◆ Set task: Please quote the material exactly, every line of it.

"""

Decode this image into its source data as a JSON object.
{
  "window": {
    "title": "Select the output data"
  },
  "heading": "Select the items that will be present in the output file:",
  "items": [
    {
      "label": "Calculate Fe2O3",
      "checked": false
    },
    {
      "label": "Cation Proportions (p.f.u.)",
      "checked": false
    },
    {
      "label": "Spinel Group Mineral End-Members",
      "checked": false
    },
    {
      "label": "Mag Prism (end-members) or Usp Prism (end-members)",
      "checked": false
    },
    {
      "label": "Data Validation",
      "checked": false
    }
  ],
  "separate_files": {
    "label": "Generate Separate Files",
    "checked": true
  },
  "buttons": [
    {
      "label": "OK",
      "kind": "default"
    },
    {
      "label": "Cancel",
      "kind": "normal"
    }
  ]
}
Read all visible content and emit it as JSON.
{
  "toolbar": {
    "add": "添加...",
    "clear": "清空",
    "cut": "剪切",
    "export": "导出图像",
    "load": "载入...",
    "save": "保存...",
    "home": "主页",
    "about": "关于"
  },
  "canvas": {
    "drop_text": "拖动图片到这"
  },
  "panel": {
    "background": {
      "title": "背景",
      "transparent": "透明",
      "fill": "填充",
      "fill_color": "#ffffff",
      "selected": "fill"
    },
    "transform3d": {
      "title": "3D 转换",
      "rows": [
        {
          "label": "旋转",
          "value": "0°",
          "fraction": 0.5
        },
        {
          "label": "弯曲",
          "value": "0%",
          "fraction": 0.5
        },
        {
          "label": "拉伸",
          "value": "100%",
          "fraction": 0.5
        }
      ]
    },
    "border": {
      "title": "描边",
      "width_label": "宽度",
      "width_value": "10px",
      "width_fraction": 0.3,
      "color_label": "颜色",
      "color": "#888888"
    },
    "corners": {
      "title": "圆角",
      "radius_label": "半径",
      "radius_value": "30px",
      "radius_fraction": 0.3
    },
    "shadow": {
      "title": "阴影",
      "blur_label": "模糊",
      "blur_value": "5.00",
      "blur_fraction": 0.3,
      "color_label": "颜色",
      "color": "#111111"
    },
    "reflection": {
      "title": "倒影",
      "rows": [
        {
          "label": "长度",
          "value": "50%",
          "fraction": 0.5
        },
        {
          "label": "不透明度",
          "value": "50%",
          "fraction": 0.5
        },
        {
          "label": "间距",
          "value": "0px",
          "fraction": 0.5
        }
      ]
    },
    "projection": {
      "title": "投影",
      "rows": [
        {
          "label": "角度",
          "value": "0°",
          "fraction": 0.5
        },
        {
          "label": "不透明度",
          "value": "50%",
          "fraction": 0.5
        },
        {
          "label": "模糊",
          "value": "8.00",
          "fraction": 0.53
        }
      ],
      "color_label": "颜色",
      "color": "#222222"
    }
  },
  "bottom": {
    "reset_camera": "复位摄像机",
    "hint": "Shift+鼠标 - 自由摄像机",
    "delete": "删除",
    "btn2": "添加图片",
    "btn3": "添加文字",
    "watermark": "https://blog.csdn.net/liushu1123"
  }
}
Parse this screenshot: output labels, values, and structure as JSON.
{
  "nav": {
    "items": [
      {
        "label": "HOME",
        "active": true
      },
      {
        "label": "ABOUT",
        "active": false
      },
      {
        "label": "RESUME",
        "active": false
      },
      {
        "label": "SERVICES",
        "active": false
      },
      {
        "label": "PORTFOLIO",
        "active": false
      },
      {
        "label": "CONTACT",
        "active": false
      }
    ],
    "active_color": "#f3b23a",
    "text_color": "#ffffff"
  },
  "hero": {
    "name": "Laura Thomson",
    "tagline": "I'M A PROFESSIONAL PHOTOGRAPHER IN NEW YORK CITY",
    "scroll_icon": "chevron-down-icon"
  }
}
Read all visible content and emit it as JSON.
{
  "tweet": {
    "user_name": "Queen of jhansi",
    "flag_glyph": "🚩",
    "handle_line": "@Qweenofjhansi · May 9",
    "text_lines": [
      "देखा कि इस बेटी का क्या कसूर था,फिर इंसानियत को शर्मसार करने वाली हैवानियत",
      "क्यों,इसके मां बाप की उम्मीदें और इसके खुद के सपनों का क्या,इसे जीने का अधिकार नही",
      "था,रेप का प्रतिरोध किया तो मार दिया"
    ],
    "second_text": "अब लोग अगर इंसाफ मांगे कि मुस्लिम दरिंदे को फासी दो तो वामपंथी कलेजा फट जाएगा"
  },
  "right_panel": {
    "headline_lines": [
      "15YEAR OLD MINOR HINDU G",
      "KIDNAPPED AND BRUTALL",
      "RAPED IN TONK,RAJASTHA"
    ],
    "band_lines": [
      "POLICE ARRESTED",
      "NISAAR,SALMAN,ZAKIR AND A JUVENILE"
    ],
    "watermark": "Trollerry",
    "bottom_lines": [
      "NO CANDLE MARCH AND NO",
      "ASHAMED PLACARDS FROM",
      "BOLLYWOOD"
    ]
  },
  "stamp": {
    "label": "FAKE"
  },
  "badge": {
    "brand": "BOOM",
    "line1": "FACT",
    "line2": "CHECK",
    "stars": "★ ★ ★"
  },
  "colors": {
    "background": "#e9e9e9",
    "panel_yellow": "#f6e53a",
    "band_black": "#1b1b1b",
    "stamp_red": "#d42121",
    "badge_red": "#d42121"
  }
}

"""

◆ Worked solution:
Decode this image into its source data as a JSON object.
{
  "window": {
    "title": "Select the output data"
  },
  "heading": "Select the items that will be present in the output file:",
  "items": [
    {
      "label": "Calculate Fe2O3",
      "checked": false
    },
    {
      "label": "Cation Proportions (p.f.u.)",
      "checked": false
    },
    {
      "label": "Spinel Group Mineral End-Members",
      "checked": false
    },
    {
      "label": "Mag Prism (end-members) or Usp Prism (end-members)",
      "checked": false
    },
    {
      "label": "Data Validation",
      "checked": false
    }
  ],
  "separate_files": {
    "label": "Generate Separate Files",
    "checked": true
  },
  "buttons": [
    {
      "label": "OK",
      "kind": "default"
    },
    {
      "label": "Cancel",
      "kind": "normal"
    }
  ]
}
Read all visible content and emit it as JSON.
{
  "toolbar": {
    "add": "添加...",
    "clear": "清空",
    "cut": "剪切",
    "export": "导出图像",
    "load": "载入...",
    "save": "保存...",
    "home": "主页",
    "about": "关于"
  },
  "canvas": {
    "drop_text": "拖动图片到这"
  },
  "panel": {
    "background": {
      "title": "背景",
      "transparent": "透明",
      "fill": "填充",
      "fill_color": "#ffffff",
      "selected": "fill"
    },
    "transform3d": {
      "title": "3D 转换",
      "rows": [
        {
          "label": "旋转",
          "value": "0°",
          "fraction": 0.5
        },
        {
          "label": "弯曲",
          "value": "0%",
          "fraction": 0.5
        },
        {
          "label": "拉伸",
          "value": "100%",
          "fraction": 0.5
        }
      ]
    },
    "border": {
      "title": "描边",
      "width_label": "宽度",
      "width_value": "10px",
      "width_fraction": 0.3,
      "color_label": "颜色",
      "color": "#888888"
    },
    "corners": {
      "title": "圆角",
      "radius_label": "半径",
      "radius_value": "30px",
      "radius_fraction": 0.3
    },
    "shadow": {
      "title": "阴影",
      "blur_label": "模糊",
      "blur_value": "5.00",
      "blur_fraction": 0.3,
      "color_label": "颜色",
      "color": "#111111"
    },
    "reflection": {
      "title": "倒影",
      "rows": [
        {
          "label": "长度",
          "value": "50%",
          "fraction": 0.5
        },
        {
          "label": "不透明度",
          "value": "50%",
          "fraction": 0.5
        },
        {
          "label": "间距",
          "value": "0px",
          "fraction": 0.5
        }
      ]
    },
    "projection": {
      "title": "投影",
      "rows": [
        {
          "label": "角度",
          "value": "0°",
          "fraction": 0.5
        },
        {
          "label": "不透明度",
          "value": "50%",
          "fraction": 0.5
        },
        {
          "label": "模糊",
          "value": "8.00",
          "fraction": 0.53
        }
      ],
      "color_label": "颜色",
      "color": "#222222"
    }
  },
  "bottom": {
    "reset_camera": "复位摄像机",
    "hint": "Shift+鼠标 - 自由摄像机",
    "delete": "删除",
    "btn2": "添加图片",
    "btn3": "添加文字",
    "watermark": "https://blog.csdn.net/liushu1123"
  }
}
Parse this screenshot: output labels, values, and structure as JSON.
{
  "nav": {
    "items": [
      {
        "label": "HOME",
        "active": true
      },
      {
        "label": "ABOUT",
        "active": false
      },
      {
        "label": "RESUME",
        "active": false
      },
      {
        "label": "SERVICES",
        "active": false
      },
      {
        "label": "PORTFOLIO",
        "active": false
      },
      {
        "label": "CONTACT",
        "active": false
      }
    ],
    "active_color": "#f3b23a",
    "text_color": "#ffffff"
  },
  "hero": {
    "name": "Laura Thomson",
    "tagline": "I'M A PROFESSIONAL PHOTOGRAPHER IN NEW YORK CITY",
    "scroll_icon": "chevron-down-icon"
  }
}
Read all visible content and emit it as JSON.
{
  "tweet": {
    "user_name": "Queen of jhansi",
    "flag_glyph": "🚩",
    "handle_line": "@Qweenofjhansi · May 9",
    "text_lines": [
      "देखा कि इस बेटी का क्या कसूर था,फिर इंसानियत को शर्मसार करने वाली हैवानियत",
      "क्यों,इसके मां बाप की उम्मीदें और इसके खुद के सपनों का क्या,इसे जीने का अधिकार नही",
      "था,रेप का प्रतिरोध किया तो मार दिया"
    ],
    "second_text": "अब लोग अगर इंसाफ मांगे कि मुस्लिम दरिंदे को फासी दो तो वामपंथी कलेजा फट जाएगा"
  },
  "right_panel": {
    "headline_lines": [
      "15YEAR OLD MINOR HINDU G",
      "KIDNAPPED AND BRUTALL",
      "RAPED IN TONK,RAJASTHA"
    ],
    "band_lines": [
      "POLICE ARRESTED",
      "NISAAR,SALMAN,ZAKIR AND A JUVENILE"
    ],
    "watermark": "Trollerry",
    "bottom_lines": [
      "NO CANDLE MARCH AND NO",
      "ASHAMED PLACARDS FROM",
      "BOLLYWOOD"
    ]
  },
  "stamp": {
    "label": "FAKE"
  },
  "badge": {
    "brand": "BOOM",
    "line1": "FACT",
    "line2": "CHECK",
    "stars": "★ ★ ★"
  },
  "colors": {
    "background": "#e9e9e9",
    "panel_yellow": "#f6e53a",
    "band_black": "#1b1b1b",
    "stamp_red": "#d42121",
    "badge_red": "#d42121"
  }
}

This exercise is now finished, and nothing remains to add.